(Dataset excerpt)

....................

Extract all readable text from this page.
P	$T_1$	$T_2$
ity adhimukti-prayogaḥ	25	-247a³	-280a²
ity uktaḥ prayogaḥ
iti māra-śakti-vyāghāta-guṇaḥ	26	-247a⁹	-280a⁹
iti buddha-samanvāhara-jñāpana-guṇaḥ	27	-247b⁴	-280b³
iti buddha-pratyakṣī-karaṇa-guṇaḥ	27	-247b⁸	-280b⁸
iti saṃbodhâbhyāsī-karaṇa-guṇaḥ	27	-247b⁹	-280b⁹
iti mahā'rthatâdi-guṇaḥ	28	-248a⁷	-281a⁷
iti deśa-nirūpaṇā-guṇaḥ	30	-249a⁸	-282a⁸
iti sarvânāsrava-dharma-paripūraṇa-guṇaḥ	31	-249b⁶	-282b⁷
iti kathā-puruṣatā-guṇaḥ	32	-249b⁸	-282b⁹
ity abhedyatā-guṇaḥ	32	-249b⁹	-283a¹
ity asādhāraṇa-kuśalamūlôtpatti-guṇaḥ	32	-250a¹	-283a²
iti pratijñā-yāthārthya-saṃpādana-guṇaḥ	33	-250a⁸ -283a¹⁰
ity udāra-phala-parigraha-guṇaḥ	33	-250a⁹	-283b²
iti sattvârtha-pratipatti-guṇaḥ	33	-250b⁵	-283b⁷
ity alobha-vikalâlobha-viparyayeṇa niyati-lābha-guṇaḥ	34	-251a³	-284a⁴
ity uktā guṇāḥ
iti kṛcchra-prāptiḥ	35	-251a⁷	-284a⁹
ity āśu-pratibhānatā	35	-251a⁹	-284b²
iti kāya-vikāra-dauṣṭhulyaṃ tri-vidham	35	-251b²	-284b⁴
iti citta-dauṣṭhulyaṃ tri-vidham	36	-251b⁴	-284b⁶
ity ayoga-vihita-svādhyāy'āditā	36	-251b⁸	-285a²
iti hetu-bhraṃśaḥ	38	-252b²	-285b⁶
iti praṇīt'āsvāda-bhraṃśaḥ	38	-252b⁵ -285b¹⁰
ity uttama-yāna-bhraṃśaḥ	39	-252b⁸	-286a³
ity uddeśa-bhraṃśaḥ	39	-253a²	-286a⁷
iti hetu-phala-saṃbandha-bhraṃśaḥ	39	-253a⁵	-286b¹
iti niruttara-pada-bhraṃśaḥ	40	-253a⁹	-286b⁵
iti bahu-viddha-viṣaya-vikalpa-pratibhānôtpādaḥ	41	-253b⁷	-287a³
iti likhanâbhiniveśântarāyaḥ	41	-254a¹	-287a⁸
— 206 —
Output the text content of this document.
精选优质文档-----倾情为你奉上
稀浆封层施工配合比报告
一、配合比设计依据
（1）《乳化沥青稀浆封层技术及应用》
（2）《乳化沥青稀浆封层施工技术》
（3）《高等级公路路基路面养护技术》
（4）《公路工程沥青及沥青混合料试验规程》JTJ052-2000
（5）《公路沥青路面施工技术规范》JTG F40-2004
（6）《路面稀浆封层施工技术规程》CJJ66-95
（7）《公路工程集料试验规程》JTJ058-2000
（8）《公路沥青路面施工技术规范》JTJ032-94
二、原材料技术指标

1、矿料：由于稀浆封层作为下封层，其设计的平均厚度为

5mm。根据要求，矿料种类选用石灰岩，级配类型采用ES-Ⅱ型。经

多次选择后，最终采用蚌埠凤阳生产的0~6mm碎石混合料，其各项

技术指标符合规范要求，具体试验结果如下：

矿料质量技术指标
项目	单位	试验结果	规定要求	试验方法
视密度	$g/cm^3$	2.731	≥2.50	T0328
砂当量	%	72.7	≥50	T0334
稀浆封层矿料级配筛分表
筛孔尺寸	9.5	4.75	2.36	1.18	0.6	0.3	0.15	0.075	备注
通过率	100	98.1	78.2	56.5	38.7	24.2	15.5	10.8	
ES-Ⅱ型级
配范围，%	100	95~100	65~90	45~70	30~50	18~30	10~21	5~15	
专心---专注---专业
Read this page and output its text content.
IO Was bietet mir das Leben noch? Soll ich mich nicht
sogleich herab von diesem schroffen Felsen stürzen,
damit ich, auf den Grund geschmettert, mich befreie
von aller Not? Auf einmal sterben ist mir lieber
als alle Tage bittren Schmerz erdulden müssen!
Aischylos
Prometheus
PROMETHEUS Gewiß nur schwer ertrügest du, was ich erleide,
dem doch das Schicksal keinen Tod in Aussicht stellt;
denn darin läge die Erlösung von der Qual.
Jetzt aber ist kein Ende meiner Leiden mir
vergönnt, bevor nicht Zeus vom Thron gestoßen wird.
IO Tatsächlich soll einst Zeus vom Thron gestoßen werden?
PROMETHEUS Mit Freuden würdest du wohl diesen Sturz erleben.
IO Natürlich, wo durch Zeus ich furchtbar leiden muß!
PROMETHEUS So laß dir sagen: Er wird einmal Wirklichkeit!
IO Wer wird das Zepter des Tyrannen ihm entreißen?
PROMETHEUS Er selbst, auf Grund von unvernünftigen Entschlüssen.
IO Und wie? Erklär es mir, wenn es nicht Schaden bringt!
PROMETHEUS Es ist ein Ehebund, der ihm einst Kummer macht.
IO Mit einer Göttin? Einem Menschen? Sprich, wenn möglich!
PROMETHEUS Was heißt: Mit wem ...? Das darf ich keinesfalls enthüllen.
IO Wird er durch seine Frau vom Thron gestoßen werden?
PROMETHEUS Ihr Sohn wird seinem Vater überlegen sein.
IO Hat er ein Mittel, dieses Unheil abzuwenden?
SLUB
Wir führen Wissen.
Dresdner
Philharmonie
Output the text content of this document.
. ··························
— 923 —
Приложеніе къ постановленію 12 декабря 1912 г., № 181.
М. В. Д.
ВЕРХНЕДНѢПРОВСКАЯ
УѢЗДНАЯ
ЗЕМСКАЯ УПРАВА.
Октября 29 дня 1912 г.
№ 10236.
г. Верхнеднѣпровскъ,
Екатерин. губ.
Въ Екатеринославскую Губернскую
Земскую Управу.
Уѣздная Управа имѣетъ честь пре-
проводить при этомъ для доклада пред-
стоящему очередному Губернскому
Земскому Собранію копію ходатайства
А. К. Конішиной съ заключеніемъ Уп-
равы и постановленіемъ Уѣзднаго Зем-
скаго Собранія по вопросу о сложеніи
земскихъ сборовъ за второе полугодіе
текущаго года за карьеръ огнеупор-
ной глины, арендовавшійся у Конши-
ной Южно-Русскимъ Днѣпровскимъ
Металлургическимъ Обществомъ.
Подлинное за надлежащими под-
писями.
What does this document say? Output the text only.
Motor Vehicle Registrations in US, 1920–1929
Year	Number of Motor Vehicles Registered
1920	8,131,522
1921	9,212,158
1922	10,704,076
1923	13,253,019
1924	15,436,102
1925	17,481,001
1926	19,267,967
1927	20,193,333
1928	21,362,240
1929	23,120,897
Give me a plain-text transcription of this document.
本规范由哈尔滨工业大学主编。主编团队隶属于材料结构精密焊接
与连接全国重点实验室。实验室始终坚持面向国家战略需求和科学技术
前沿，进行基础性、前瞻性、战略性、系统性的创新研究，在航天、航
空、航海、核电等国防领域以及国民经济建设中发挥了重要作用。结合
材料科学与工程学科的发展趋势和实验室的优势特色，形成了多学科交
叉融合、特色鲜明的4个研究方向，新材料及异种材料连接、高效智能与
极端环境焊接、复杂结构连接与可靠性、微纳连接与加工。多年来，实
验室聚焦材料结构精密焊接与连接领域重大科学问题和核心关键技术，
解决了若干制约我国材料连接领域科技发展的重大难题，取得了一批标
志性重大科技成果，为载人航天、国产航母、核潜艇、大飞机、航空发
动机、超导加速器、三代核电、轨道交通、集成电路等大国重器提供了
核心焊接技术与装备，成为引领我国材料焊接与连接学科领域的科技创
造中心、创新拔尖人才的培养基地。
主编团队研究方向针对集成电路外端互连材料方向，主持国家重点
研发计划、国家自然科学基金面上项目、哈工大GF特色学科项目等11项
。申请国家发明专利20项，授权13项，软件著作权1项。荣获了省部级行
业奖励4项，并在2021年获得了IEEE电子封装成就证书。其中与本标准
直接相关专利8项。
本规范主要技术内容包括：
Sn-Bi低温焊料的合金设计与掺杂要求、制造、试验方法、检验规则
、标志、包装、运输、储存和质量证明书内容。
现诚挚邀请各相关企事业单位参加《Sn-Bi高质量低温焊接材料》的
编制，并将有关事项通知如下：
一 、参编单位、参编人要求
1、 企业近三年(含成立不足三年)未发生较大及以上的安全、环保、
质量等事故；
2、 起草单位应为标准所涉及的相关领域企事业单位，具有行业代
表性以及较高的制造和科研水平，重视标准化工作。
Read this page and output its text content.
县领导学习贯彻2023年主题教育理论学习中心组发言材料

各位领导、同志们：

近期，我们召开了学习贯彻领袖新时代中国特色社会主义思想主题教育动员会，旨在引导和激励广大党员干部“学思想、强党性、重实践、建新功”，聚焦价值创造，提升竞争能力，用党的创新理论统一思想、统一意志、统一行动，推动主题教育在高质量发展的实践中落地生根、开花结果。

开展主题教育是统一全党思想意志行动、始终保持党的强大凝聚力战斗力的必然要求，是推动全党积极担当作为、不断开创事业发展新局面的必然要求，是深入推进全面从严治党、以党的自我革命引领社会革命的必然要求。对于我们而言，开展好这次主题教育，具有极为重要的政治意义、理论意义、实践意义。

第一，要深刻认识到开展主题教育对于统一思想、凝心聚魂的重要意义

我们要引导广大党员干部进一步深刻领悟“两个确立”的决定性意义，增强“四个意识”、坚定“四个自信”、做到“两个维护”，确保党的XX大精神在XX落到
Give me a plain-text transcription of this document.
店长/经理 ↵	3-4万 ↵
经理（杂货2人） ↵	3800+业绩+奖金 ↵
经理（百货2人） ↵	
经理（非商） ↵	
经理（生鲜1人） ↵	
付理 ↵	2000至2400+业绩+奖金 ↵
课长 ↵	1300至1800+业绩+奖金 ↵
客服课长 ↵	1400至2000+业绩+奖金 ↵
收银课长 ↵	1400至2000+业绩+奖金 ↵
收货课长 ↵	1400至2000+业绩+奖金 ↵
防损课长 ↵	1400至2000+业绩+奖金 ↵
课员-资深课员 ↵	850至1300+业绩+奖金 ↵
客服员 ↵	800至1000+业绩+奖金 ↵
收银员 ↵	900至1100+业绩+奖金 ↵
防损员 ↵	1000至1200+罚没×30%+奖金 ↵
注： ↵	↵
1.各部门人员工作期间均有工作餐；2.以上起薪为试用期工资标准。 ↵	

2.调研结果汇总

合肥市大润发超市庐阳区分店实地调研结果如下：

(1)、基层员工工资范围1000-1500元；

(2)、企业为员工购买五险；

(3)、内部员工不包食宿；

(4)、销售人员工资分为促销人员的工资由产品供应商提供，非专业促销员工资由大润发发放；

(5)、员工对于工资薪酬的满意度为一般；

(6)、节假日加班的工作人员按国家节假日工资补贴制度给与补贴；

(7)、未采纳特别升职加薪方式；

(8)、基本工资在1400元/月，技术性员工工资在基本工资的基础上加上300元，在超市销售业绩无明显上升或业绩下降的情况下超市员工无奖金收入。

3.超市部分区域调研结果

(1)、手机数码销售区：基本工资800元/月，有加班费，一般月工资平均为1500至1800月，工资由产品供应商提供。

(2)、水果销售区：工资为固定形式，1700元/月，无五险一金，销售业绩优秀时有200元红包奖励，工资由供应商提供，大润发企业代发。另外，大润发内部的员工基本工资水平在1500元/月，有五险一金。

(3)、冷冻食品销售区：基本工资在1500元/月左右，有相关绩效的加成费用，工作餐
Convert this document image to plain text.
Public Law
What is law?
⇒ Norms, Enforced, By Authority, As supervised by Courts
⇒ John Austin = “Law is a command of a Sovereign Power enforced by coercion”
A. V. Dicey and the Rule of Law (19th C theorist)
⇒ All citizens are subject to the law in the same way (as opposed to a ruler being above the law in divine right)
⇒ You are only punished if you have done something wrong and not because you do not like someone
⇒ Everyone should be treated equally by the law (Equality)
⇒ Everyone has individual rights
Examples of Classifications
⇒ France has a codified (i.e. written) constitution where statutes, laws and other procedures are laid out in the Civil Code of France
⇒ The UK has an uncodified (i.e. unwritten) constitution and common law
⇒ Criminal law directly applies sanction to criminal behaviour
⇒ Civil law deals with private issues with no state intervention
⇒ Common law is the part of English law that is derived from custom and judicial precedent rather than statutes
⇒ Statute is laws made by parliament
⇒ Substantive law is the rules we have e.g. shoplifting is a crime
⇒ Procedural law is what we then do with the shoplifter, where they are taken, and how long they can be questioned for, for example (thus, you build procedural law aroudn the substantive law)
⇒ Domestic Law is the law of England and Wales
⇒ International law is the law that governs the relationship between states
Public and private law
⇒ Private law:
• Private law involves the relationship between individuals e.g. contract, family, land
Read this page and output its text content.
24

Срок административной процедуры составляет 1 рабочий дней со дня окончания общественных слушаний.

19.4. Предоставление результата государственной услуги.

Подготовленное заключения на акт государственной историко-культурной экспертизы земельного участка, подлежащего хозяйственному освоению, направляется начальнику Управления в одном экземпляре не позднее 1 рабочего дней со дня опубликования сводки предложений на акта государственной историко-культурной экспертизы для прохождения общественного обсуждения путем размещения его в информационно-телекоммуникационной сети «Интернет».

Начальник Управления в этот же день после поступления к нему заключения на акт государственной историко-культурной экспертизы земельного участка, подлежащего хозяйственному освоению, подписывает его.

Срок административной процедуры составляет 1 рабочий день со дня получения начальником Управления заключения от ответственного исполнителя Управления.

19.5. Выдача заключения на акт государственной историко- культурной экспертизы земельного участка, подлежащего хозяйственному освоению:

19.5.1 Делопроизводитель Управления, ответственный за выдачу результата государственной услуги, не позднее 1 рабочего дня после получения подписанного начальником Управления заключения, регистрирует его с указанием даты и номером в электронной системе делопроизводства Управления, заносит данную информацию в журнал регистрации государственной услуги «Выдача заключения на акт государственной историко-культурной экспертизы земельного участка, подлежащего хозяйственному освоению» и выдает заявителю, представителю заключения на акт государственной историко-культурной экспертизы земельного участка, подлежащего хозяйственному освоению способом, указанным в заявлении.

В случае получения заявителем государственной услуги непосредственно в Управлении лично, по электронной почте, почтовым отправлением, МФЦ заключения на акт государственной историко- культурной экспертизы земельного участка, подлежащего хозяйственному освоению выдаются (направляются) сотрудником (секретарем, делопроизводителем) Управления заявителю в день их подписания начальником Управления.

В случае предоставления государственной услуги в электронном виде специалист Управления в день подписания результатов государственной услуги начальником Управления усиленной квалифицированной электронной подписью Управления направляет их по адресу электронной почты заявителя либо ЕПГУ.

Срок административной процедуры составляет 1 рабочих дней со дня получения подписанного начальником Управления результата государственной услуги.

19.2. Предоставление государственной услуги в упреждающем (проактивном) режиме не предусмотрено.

....................

# EXERCISE BRIEF:
Read the lines above. Gather those in which the string "vidham" is found.

# SOLUTION FOR THIS PROBLEM:
iti kāya-vikāra-dauṣṭhulyaṃ tri-vidham	35	-251b²	-284b⁴
iti citta-dauṣṭhulyaṃ tri-vidham	36	-251b⁴	-284b⁶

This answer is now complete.